Recorded data
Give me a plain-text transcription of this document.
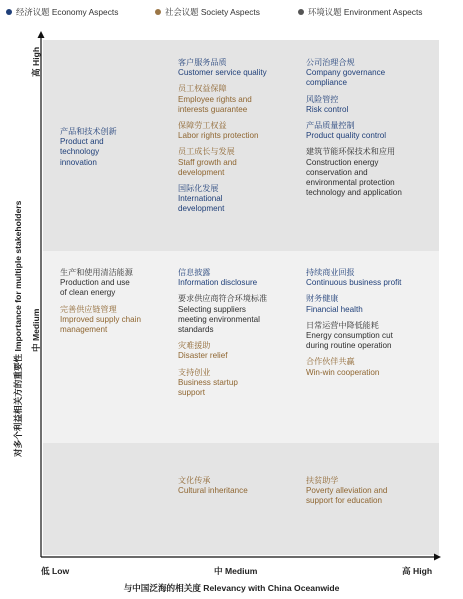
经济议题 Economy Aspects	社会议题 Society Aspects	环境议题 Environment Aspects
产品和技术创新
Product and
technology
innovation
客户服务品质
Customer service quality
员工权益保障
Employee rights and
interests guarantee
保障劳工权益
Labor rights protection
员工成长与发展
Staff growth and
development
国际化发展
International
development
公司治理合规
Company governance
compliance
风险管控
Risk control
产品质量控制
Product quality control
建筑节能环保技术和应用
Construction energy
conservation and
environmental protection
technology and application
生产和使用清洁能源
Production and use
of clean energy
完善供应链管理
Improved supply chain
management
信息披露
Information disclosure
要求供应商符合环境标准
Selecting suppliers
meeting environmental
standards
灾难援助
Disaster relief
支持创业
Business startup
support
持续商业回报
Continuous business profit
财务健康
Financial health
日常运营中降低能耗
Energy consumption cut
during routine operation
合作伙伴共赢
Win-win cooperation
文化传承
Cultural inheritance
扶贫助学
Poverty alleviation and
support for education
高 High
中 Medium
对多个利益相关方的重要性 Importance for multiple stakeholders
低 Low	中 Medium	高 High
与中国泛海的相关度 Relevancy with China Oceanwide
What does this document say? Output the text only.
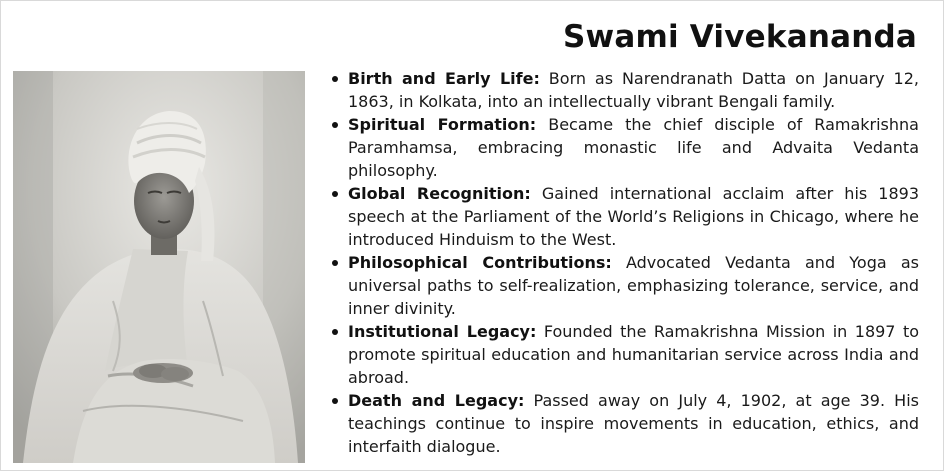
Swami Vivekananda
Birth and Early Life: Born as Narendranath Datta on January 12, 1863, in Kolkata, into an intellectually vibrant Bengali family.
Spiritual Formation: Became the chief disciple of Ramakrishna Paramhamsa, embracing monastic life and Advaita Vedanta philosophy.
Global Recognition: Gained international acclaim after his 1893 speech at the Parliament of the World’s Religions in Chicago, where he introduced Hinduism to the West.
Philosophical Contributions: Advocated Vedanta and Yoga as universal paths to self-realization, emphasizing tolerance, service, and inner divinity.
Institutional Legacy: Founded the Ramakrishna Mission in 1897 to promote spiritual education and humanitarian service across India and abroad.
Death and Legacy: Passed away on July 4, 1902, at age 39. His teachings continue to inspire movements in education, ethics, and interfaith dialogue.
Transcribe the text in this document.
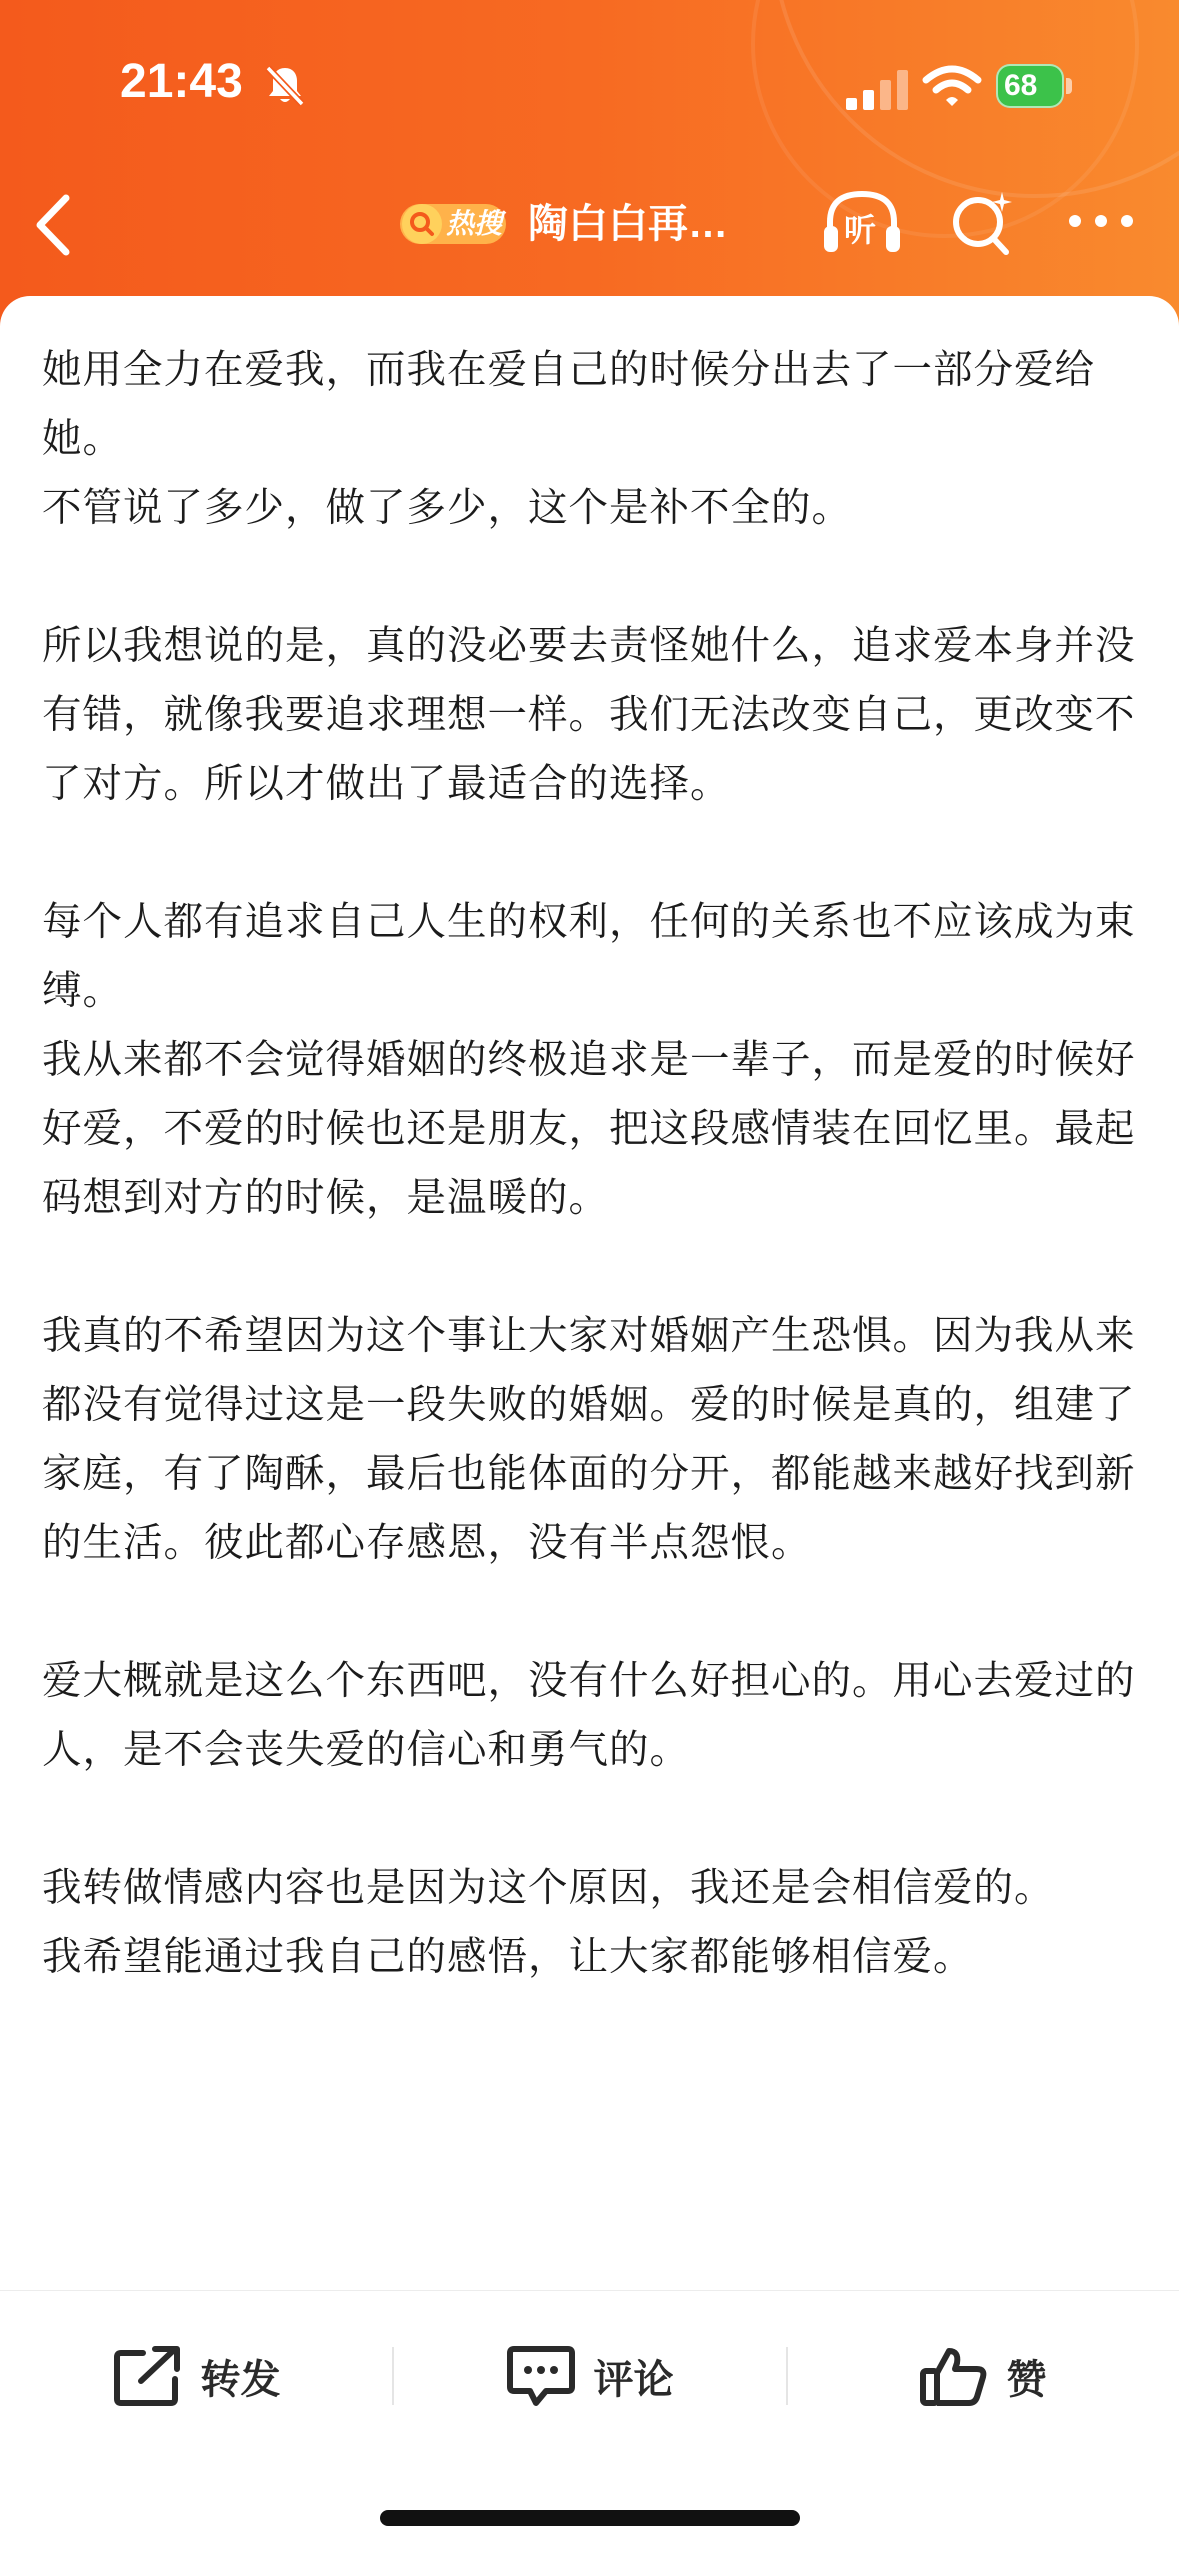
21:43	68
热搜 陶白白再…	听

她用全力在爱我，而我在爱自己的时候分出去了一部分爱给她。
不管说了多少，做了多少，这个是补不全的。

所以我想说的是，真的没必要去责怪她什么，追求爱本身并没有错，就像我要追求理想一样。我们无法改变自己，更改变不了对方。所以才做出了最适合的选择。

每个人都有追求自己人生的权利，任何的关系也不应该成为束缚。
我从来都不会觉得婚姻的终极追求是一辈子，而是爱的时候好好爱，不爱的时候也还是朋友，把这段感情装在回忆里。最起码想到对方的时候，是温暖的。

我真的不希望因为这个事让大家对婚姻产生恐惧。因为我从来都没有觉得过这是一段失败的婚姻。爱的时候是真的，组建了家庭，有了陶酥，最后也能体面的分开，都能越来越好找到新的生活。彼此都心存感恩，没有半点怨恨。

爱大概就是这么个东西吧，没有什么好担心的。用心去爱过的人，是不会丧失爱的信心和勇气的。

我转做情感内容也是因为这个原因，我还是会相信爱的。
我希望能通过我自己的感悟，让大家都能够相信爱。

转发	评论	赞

Task requirements = Filter the records for lines holding the string "document". Copy each one.

Written solution =
Give me a plain-text transcription of this document.
What does this document say? Output the text only.
Transcribe the text in this document.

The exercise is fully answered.